WORK INSTRUCTIONS:
Repeat the records exactly. Every line must match.

(Records from a collection)
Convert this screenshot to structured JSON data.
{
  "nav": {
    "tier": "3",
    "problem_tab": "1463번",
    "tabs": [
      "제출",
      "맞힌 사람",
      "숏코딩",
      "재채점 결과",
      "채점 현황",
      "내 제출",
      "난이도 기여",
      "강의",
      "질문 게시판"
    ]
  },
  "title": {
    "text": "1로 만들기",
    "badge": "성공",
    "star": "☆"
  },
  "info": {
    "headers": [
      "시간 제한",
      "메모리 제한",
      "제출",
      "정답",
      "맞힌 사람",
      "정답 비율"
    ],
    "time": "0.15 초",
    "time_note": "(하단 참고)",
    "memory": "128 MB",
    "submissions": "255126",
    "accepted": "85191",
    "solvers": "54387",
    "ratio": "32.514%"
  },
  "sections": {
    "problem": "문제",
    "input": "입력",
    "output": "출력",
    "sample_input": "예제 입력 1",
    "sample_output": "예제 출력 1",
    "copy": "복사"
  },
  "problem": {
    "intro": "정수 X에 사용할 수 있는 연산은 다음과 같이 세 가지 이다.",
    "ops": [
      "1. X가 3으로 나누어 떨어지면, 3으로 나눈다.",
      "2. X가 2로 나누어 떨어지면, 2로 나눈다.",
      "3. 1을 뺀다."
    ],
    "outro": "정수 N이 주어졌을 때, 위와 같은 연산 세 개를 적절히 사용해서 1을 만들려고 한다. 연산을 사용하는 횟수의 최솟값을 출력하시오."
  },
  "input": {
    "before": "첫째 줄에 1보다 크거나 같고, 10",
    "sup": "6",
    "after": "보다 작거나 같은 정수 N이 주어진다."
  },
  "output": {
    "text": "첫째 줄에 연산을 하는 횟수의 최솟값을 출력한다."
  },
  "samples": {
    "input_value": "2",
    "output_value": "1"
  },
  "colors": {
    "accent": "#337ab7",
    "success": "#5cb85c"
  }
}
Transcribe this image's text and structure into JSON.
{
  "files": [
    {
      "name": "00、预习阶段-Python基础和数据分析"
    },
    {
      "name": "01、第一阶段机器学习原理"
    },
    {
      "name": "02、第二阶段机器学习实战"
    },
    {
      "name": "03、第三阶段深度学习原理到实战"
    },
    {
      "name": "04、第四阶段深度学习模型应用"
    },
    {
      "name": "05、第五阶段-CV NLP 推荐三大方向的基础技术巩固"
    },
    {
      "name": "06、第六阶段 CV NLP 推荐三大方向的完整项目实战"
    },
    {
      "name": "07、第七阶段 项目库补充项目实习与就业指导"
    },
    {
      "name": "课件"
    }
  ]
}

RESULT BELOW:
Convert this screenshot to structured JSON data.
{
  "nav": {
    "tier": "3",
    "problem_tab": "1463번",
    "tabs": [
      "제출",
      "맞힌 사람",
      "숏코딩",
      "재채점 결과",
      "채점 현황",
      "내 제출",
      "난이도 기여",
      "강의",
      "질문 게시판"
    ]
  },
  "title": {
    "text": "1로 만들기",
    "badge": "성공",
    "star": "☆"
  },
  "info": {
    "headers": [
      "시간 제한",
      "메모리 제한",
      "제출",
      "정답",
      "맞힌 사람",
      "정답 비율"
    ],
    "time": "0.15 초",
    "time_note": "(하단 참고)",
    "memory": "128 MB",
    "submissions": "255126",
    "accepted": "85191",
    "solvers": "54387",
    "ratio": "32.514%"
  },
  "sections": {
    "problem": "문제",
    "input": "입력",
    "output": "출력",
    "sample_input": "예제 입력 1",
    "sample_output": "예제 출력 1",
    "copy": "복사"
  },
  "problem": {
    "intro": "정수 X에 사용할 수 있는 연산은 다음과 같이 세 가지 이다.",
    "ops": [
      "1. X가 3으로 나누어 떨어지면, 3으로 나눈다.",
      "2. X가 2로 나누어 떨어지면, 2로 나눈다.",
      "3. 1을 뺀다."
    ],
    "outro": "정수 N이 주어졌을 때, 위와 같은 연산 세 개를 적절히 사용해서 1을 만들려고 한다. 연산을 사용하는 횟수의 최솟값을 출력하시오."
  },
  "input": {
    "before": "첫째 줄에 1보다 크거나 같고, 10",
    "sup": "6",
    "after": "보다 작거나 같은 정수 N이 주어진다."
  },
  "output": {
    "text": "첫째 줄에 연산을 하는 횟수의 최솟값을 출력한다."
  },
  "samples": {
    "input_value": "2",
    "output_value": "1"
  },
  "colors": {
    "accent": "#337ab7",
    "success": "#5cb85c"
  }
}
Transcribe this image's text and structure into JSON.
{
  "files": [
    {
      "name": "00、预习阶段-Python基础和数据分析"
    },
    {
      "name": "01、第一阶段机器学习原理"
    },
    {
      "name": "02、第二阶段机器学习实战"
    },
    {
      "name": "03、第三阶段深度学习原理到实战"
    },
    {
      "name": "04、第四阶段深度学习模型应用"
    },
    {
      "name": "05、第五阶段-CV NLP 推荐三大方向的基础技术巩固"
    },
    {
      "name": "06、第六阶段 CV NLP 推荐三大方向的完整项目实战"
    },
    {
      "name": "07、第七阶段 项目库补充项目实习与就业指导"
    },
    {
      "name": "课件"
    }
  ]
}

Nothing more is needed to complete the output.